--- YOUR TASK ---
Without skipping anything, write out each record below exactly.

Items listed in a dataset:
* * * * * * *
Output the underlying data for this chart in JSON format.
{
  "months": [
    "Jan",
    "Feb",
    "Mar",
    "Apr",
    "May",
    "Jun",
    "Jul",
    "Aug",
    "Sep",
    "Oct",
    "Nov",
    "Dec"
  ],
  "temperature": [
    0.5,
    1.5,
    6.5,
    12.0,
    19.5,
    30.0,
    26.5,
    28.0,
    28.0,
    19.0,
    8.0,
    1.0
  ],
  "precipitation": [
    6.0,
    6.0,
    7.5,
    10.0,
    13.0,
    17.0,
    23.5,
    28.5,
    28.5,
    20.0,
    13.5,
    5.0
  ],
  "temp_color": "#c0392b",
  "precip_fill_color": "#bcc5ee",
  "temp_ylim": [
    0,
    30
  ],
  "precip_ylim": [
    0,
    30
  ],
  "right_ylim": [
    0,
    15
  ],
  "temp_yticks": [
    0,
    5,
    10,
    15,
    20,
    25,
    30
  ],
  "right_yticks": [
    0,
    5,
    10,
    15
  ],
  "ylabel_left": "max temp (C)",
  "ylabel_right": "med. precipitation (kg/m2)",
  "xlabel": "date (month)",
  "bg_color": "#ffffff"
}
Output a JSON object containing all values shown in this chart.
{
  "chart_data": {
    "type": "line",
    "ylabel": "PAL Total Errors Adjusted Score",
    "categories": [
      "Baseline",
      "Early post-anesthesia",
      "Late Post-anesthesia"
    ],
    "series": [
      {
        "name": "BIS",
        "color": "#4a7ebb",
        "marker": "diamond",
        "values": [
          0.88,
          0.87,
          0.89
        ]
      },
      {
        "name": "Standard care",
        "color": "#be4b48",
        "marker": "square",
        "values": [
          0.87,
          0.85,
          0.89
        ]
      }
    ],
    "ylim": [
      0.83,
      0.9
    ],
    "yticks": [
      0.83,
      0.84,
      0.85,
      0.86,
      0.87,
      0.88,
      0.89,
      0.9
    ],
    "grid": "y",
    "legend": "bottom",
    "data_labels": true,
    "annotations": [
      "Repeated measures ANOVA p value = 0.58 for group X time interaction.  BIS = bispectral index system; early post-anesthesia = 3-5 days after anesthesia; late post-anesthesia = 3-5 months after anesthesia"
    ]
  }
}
* * * * * * *
--- OUTPUT OF THE EXERCISE ---
Output the underlying data for this chart in JSON format.
{
  "months": [
    "Jan",
    "Feb",
    "Mar",
    "Apr",
    "May",
    "Jun",
    "Jul",
    "Aug",
    "Sep",
    "Oct",
    "Nov",
    "Dec"
  ],
  "temperature": [
    0.5,
    1.5,
    6.5,
    12.0,
    19.5,
    30.0,
    26.5,
    28.0,
    28.0,
    19.0,
    8.0,
    1.0
  ],
  "precipitation": [
    6.0,
    6.0,
    7.5,
    10.0,
    13.0,
    17.0,
    23.5,
    28.5,
    28.5,
    20.0,
    13.5,
    5.0
  ],
  "temp_color": "#c0392b",
  "precip_fill_color": "#bcc5ee",
  "temp_ylim": [
    0,
    30
  ],
  "precip_ylim": [
    0,
    30
  ],
  "right_ylim": [
    0,
    15
  ],
  "temp_yticks": [
    0,
    5,
    10,
    15,
    20,
    25,
    30
  ],
  "right_yticks": [
    0,
    5,
    10,
    15
  ],
  "ylabel_left": "max temp (C)",
  "ylabel_right": "med. precipitation (kg/m2)",
  "xlabel": "date (month)",
  "bg_color": "#ffffff"
}
Output a JSON object containing all values shown in this chart.
{
  "chart_data": {
    "type": "line",
    "ylabel": "PAL Total Errors Adjusted Score",
    "categories": [
      "Baseline",
      "Early post-anesthesia",
      "Late Post-anesthesia"
    ],
    "series": [
      {
        "name": "BIS",
        "color": "#4a7ebb",
        "marker": "diamond",
        "values": [
          0.88,
          0.87,
          0.89
        ]
      },
      {
        "name": "Standard care",
        "color": "#be4b48",
        "marker": "square",
        "values": [
          0.87,
          0.85,
          0.89
        ]
      }
    ],
    "ylim": [
      0.83,
      0.9
    ],
    "yticks": [
      0.83,
      0.84,
      0.85,
      0.86,
      0.87,
      0.88,
      0.89,
      0.9
    ],
    "grid": "y",
    "legend": "bottom",
    "data_labels": true,
    "annotations": [
      "Repeated measures ANOVA p value = 0.58 for group X time interaction.  BIS = bispectral index system; early post-anesthesia = 3-5 days after anesthesia; late post-anesthesia = 3-5 months after anesthesia"
    ]
  }
}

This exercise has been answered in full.